[Figure collection entries]
· · ·

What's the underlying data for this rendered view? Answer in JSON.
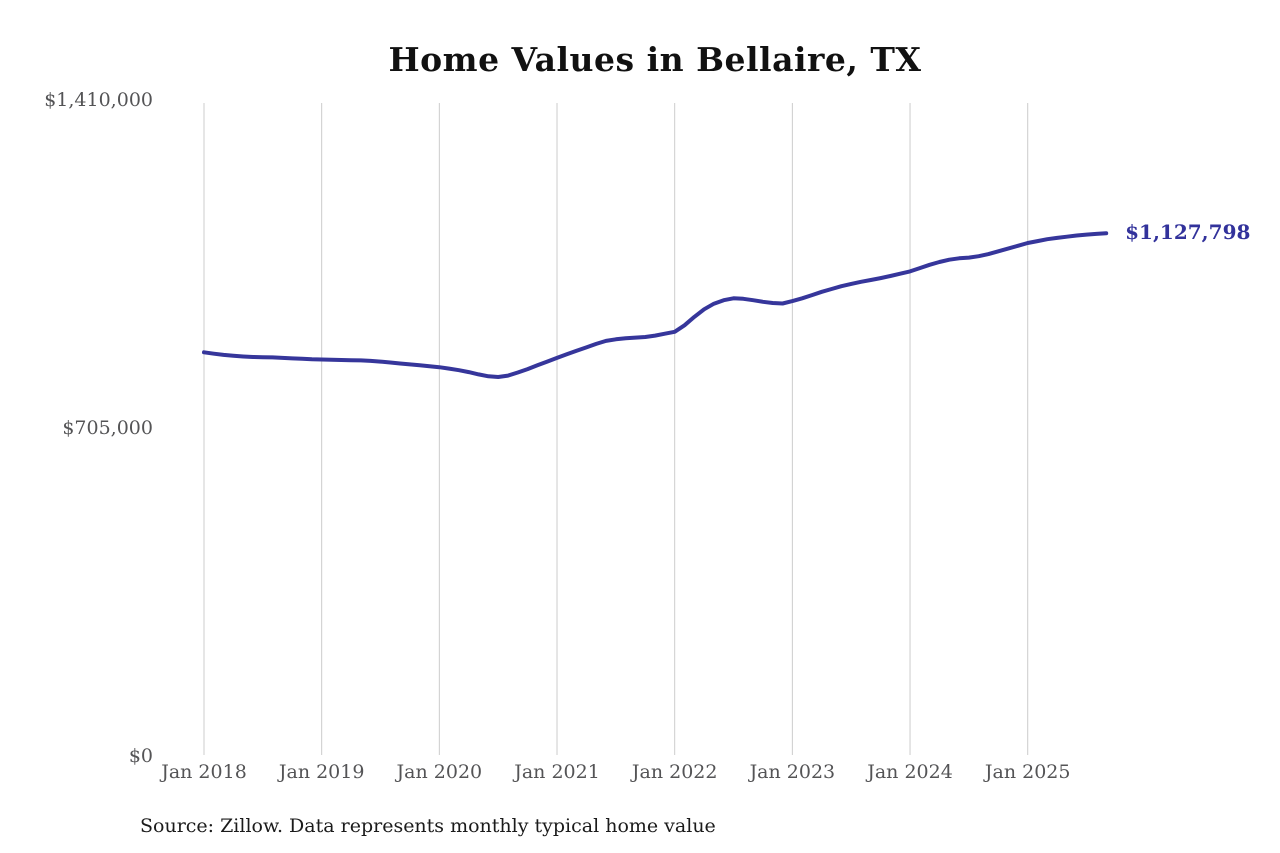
{
  "page": {
    "background": "#ffffff"
  },
  "chart": {
    "title": "Home Values in Bellaire, TX",
    "source": "Source: Zillow. Data represents monthly typical home value"
  },
  "chart_data": {
    "type": "line",
    "title": "Home Values in Bellaire, TX",
    "xlabel": "",
    "ylabel": "",
    "ylim": [
      0,
      1410000
    ],
    "interval": "monthly",
    "x_start": "Jan 2018",
    "x_end": "Sep 2025",
    "grid": "vertical-only",
    "legend_position": "none",
    "series_name": "Typical home value",
    "x_ticks": [
      "Jan 2018",
      "Jan 2019",
      "Jan 2020",
      "Jan 2021",
      "Jan 2022",
      "Jan 2023",
      "Jan 2024",
      "Jan 2025"
    ],
    "y_ticks": [
      {
        "label": "$1,410,000",
        "value": 1410000
      },
      {
        "label": "$705,000",
        "value": 705000
      },
      {
        "label": "$0",
        "value": 0
      }
    ],
    "end_label": "$1,127,798",
    "end_value": 1127798,
    "values": [
      872000,
      869000,
      866500,
      864500,
      863000,
      862000,
      861500,
      861000,
      860000,
      859000,
      858000,
      857000,
      856500,
      856000,
      855500,
      855000,
      854500,
      853500,
      852000,
      850000,
      848000,
      846000,
      844000,
      842000,
      840000,
      837000,
      833500,
      829500,
      824500,
      820500,
      819000,
      822000,
      828500,
      836000,
      844000,
      852000,
      860000,
      868000,
      875500,
      882500,
      890000,
      896500,
      900000,
      902000,
      903500,
      905000,
      908000,
      912000,
      916000,
      930000,
      948000,
      964500,
      976500,
      984000,
      988000,
      987000,
      984000,
      980500,
      978000,
      977000,
      982000,
      988000,
      995000,
      1002000,
      1008000,
      1014000,
      1019000,
      1023500,
      1027500,
      1031500,
      1036000,
      1041000,
      1046000,
      1053000,
      1060000,
      1066000,
      1071000,
      1074000,
      1075500,
      1078500,
      1083000,
      1089000,
      1095000,
      1101000,
      1107000,
      1111000,
      1115000,
      1118000,
      1120500,
      1123000,
      1125000,
      1126500,
      1127798
    ],
    "colors": {
      "line": "#36369b",
      "grid": "#cccccc",
      "axis_text": "#545456",
      "end_label": "#32329b",
      "title": "#111111",
      "source_text": "#1b1b1b"
    }
  }
}
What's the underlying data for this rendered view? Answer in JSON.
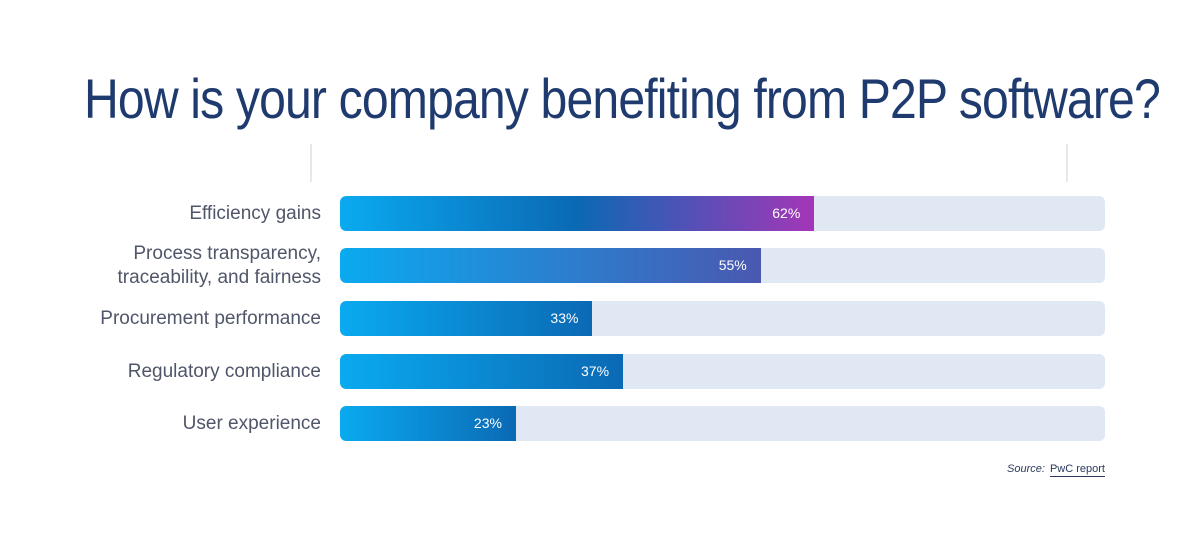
{
  "chart_data": {
    "type": "bar",
    "orientation": "horizontal",
    "title": "How is your company benefiting from P2P software?",
    "categories": [
      "Efficiency gains",
      "Process transparency, traceability, and fairness",
      "Procurement performance",
      "Regulatory compliance",
      "User experience"
    ],
    "label_lines": [
      [
        "Efficiency gains"
      ],
      [
        "Process transparency,",
        "traceability, and fairness"
      ],
      [
        "Procurement performance"
      ],
      [
        "Regulatory compliance"
      ],
      [
        "User experience"
      ]
    ],
    "values": [
      62,
      55,
      33,
      37,
      23
    ],
    "value_labels": [
      "62%",
      "55%",
      "33%",
      "37%",
      "23%"
    ],
    "xlim": [
      0,
      100
    ],
    "grid": false,
    "legend": "none"
  },
  "colors": {
    "title": "#1f3a6e",
    "track": "#dfe8f3",
    "fill_start": "#0aaaf0",
    "fill_mid": "#0b69b4",
    "fill_end_purple": "#a436b8",
    "fill_end_indigo": "#4a58b0"
  },
  "source": {
    "label": "Source:",
    "text": "PwC report"
  }
}
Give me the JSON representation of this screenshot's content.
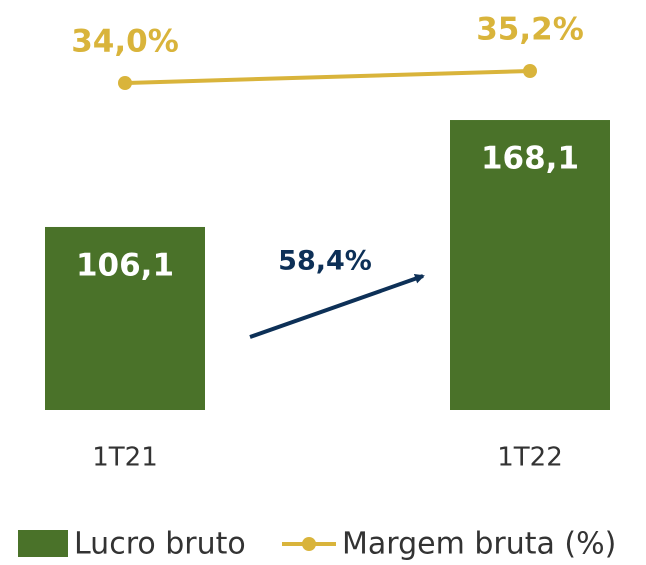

· · ·

THE EXERCISE:
Except for the pictures, reproduce every line exactly.

SOLUTION:
What's the underlying data for this rendered view? Answer in JSON.
{
  "page": {
    "background": "#ffffff"
  },
  "chart": {
    "title": "Home Values in Bellaire, TX",
    "source": "Source: Zillow. Data represents monthly typical home value"
  },
  "chart_data": {
    "type": "line",
    "title": "Home Values in Bellaire, TX",
    "xlabel": "",
    "ylabel": "",
    "ylim": [
      0,
      1410000
    ],
    "interval": "monthly",
    "x_start": "Jan 2018",
    "x_end": "Sep 2025",
    "grid": "vertical-only",
    "legend_position": "none",
    "series_name": "Typical home value",
    "x_ticks": [
      "Jan 2018",
      "Jan 2019",
      "Jan 2020",
      "Jan 2021",
      "Jan 2022",
      "Jan 2023",
      "Jan 2024",
      "Jan 2025"
    ],
    "y_ticks": [
      {
        "label": "$1,410,000",
        "value": 1410000
      },
      {
        "label": "$705,000",
        "value": 705000
      },
      {
        "label": "$0",
        "value": 0
      }
    ],
    "end_label": "$1,127,798",
    "end_value": 1127798,
    "values": [
      872000,
      869000,
      866500,
      864500,
      863000,
      862000,
      861500,
      861000,
      860000,
      859000,
      858000,
      857000,
      856500,
      856000,
      855500,
      855000,
      854500,
      853500,
      852000,
      850000,
      848000,
      846000,
      844000,
      842000,
      840000,
      837000,
      833500,
      829500,
      824500,
      820500,
      819000,
      822000,
      828500,
      836000,
      844000,
      852000,
      860000,
      868000,
      875500,
      882500,
      890000,
      896500,
      900000,
      902000,
      903500,
      905000,
      908000,
      912000,
      916000,
      930000,
      948000,
      964500,
      976500,
      984000,
      988000,
      987000,
      984000,
      980500,
      978000,
      977000,
      982000,
      988000,
      995000,
      1002000,
      1008000,
      1014000,
      1019000,
      1023500,
      1027500,
      1031500,
      1036000,
      1041000,
      1046000,
      1053000,
      1060000,
      1066000,
      1071000,
      1074000,
      1075500,
      1078500,
      1083000,
      1089000,
      1095000,
      1101000,
      1107000,
      1111000,
      1115000,
      1118000,
      1120500,
      1123000,
      1125000,
      1126500,
      1127798
    ],
    "colors": {
      "line": "#36369b",
      "grid": "#cccccc",
      "axis_text": "#545456",
      "end_label": "#32329b",
      "title": "#111111",
      "source_text": "#1b1b1b"
    }
  }
}
What's the underlying data for this rendered view? Answer in JSON.
{
  "chart_data": {
    "type": "bar",
    "orientation": "horizontal",
    "title": "How is your company benefiting from P2P software?",
    "categories": [
      "Efficiency gains",
      "Process transparency, traceability, and fairness",
      "Procurement performance",
      "Regulatory compliance",
      "User experience"
    ],
    "label_lines": [
      [
        "Efficiency gains"
      ],
      [
        "Process transparency,",
        "traceability, and fairness"
      ],
      [
        "Procurement performance"
      ],
      [
        "Regulatory compliance"
      ],
      [
        "User experience"
      ]
    ],
    "values": [
      62,
      55,
      33,
      37,
      23
    ],
    "value_labels": [
      "62%",
      "55%",
      "33%",
      "37%",
      "23%"
    ],
    "xlim": [
      0,
      100
    ],
    "grid": false,
    "legend": "none"
  },
  "colors": {
    "title": "#1f3a6e",
    "track": "#dfe8f3",
    "fill_start": "#0aaaf0",
    "fill_mid": "#0b69b4",
    "fill_end_purple": "#a436b8",
    "fill_end_indigo": "#4a58b0"
  },
  "source": {
    "label": "Source:",
    "text": "PwC report"
  }
}
Give me the JSON representation of this screenshot's content.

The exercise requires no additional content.